*WORK TO DO*. Give the listing again exactly, omitting its images.

-- Start EXERCISE INPUTS --

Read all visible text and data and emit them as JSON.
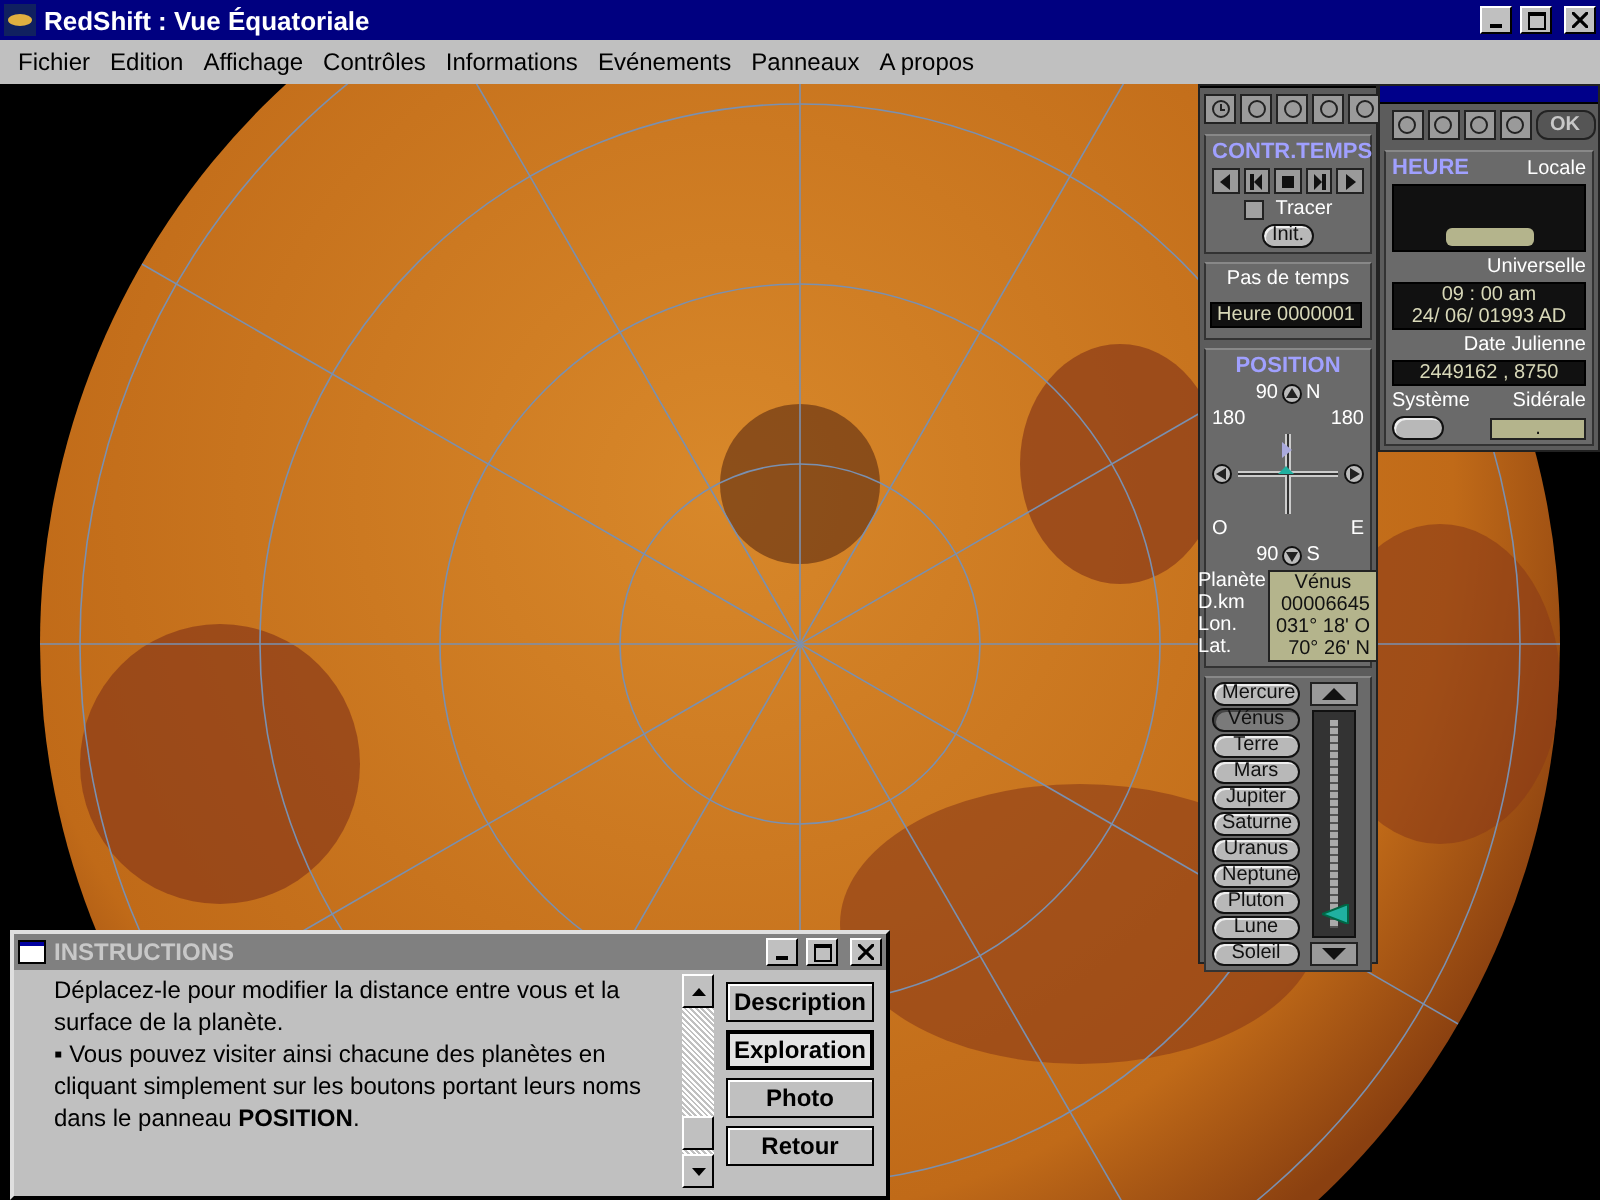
{
  "window": {
    "title": "RedShift : Vue Équatoriale"
  },
  "menu": [
    "Fichier",
    "Edition",
    "Affichage",
    "Contrôles",
    "Informations",
    "Evénements",
    "Panneaux",
    "A propos"
  ],
  "time_panel": {
    "title": "CONTR.TEMPS",
    "tracer": {
      "label": "Tracer",
      "checked": false
    },
    "init_button": "Init.",
    "step_label": "Pas de temps",
    "step_value": "Heure 0000001"
  },
  "position_panel": {
    "title": "POSITION",
    "north": {
      "value": "90",
      "label": "N"
    },
    "west": {
      "value": "180",
      "label": "O"
    },
    "east": {
      "value": "180",
      "label": "E"
    },
    "south": {
      "value": "90",
      "label": "S"
    },
    "info": [
      {
        "label": "Planète",
        "value": "Vénus"
      },
      {
        "label": "D.km",
        "value": "00006645"
      },
      {
        "label": "Lon.",
        "value": "031° 18' O"
      },
      {
        "label": "Lat.",
        "value": "70° 26' N"
      }
    ]
  },
  "planets": [
    {
      "label": "Mercure",
      "selected": false
    },
    {
      "label": "Vénus",
      "selected": true
    },
    {
      "label": "Terre",
      "selected": false
    },
    {
      "label": "Mars",
      "selected": false
    },
    {
      "label": "Jupiter",
      "selected": false
    },
    {
      "label": "Saturne",
      "selected": false
    },
    {
      "label": "Uranus",
      "selected": false
    },
    {
      "label": "Neptune",
      "selected": false
    },
    {
      "label": "Pluton",
      "selected": false
    },
    {
      "label": "Lune",
      "selected": false
    },
    {
      "label": "Soleil",
      "selected": false
    }
  ],
  "distance": {
    "level": 0.04
  },
  "clock_panel": {
    "ok_button": {
      "label": "OK",
      "disabled": true
    },
    "title": "HEURE",
    "local_label": "Locale",
    "universal_label": "Universelle",
    "time": "09 : 00 am",
    "date": "24/ 06/ 01993 AD",
    "julian_label": "Date Julienne",
    "julian": "2449162 , 8750",
    "system_button": "Système",
    "sidereal_label": "Sidérale",
    "sidereal_value": "."
  },
  "instructions": {
    "title": "INSTRUCTIONS",
    "paragraphs": [
      "Déplacez-le pour modifier la distance entre vous et la surface de la planète.",
      "▪  Vous pouvez visiter ainsi chacune des planètes en cliquant simplement sur les boutons portant leurs noms dans le panneau **POSITION**."
    ],
    "buttons": [
      {
        "label": "Description",
        "selected": false
      },
      {
        "label": "Exploration",
        "selected": true
      },
      {
        "label": "Photo",
        "selected": false
      },
      {
        "label": "Retour",
        "selected": false
      }
    ]
  }
}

-- End EXERCISE INPUTS --

*FINISHED EXERCISE*.
Read all visible text and data and emit them as JSON.
{
  "window": {
    "title": "RedShift : Vue Équatoriale"
  },
  "menu": [
    "Fichier",
    "Edition",
    "Affichage",
    "Contrôles",
    "Informations",
    "Evénements",
    "Panneaux",
    "A propos"
  ],
  "time_panel": {
    "title": "CONTR.TEMPS",
    "tracer": {
      "label": "Tracer",
      "checked": false
    },
    "init_button": "Init.",
    "step_label": "Pas de temps",
    "step_value": "Heure 0000001"
  },
  "position_panel": {
    "title": "POSITION",
    "north": {
      "value": "90",
      "label": "N"
    },
    "west": {
      "value": "180",
      "label": "O"
    },
    "east": {
      "value": "180",
      "label": "E"
    },
    "south": {
      "value": "90",
      "label": "S"
    },
    "info": [
      {
        "label": "Planète",
        "value": "Vénus"
      },
      {
        "label": "D.km",
        "value": "00006645"
      },
      {
        "label": "Lon.",
        "value": "031° 18' O"
      },
      {
        "label": "Lat.",
        "value": "70° 26' N"
      }
    ]
  },
  "planets": [
    {
      "label": "Mercure",
      "selected": false
    },
    {
      "label": "Vénus",
      "selected": true
    },
    {
      "label": "Terre",
      "selected": false
    },
    {
      "label": "Mars",
      "selected": false
    },
    {
      "label": "Jupiter",
      "selected": false
    },
    {
      "label": "Saturne",
      "selected": false
    },
    {
      "label": "Uranus",
      "selected": false
    },
    {
      "label": "Neptune",
      "selected": false
    },
    {
      "label": "Pluton",
      "selected": false
    },
    {
      "label": "Lune",
      "selected": false
    },
    {
      "label": "Soleil",
      "selected": false
    }
  ],
  "distance": {
    "level": 0.04
  },
  "clock_panel": {
    "ok_button": {
      "label": "OK",
      "disabled": true
    },
    "title": "HEURE",
    "local_label": "Locale",
    "universal_label": "Universelle",
    "time": "09 : 00 am",
    "date": "24/ 06/ 01993 AD",
    "julian_label": "Date Julienne",
    "julian": "2449162 , 8750",
    "system_button": "Système",
    "sidereal_label": "Sidérale",
    "sidereal_value": "."
  },
  "instructions": {
    "title": "INSTRUCTIONS",
    "paragraphs": [
      "Déplacez-le pour modifier la distance entre vous et la surface de la planète.",
      "▪  Vous pouvez visiter ainsi chacune des planètes en cliquant simplement sur les boutons portant leurs noms dans le panneau **POSITION**."
    ],
    "buttons": [
      {
        "label": "Description",
        "selected": false
      },
      {
        "label": "Exploration",
        "selected": true
      },
      {
        "label": "Photo",
        "selected": false
      },
      {
        "label": "Retour",
        "selected": false
      }
    ]
  }
}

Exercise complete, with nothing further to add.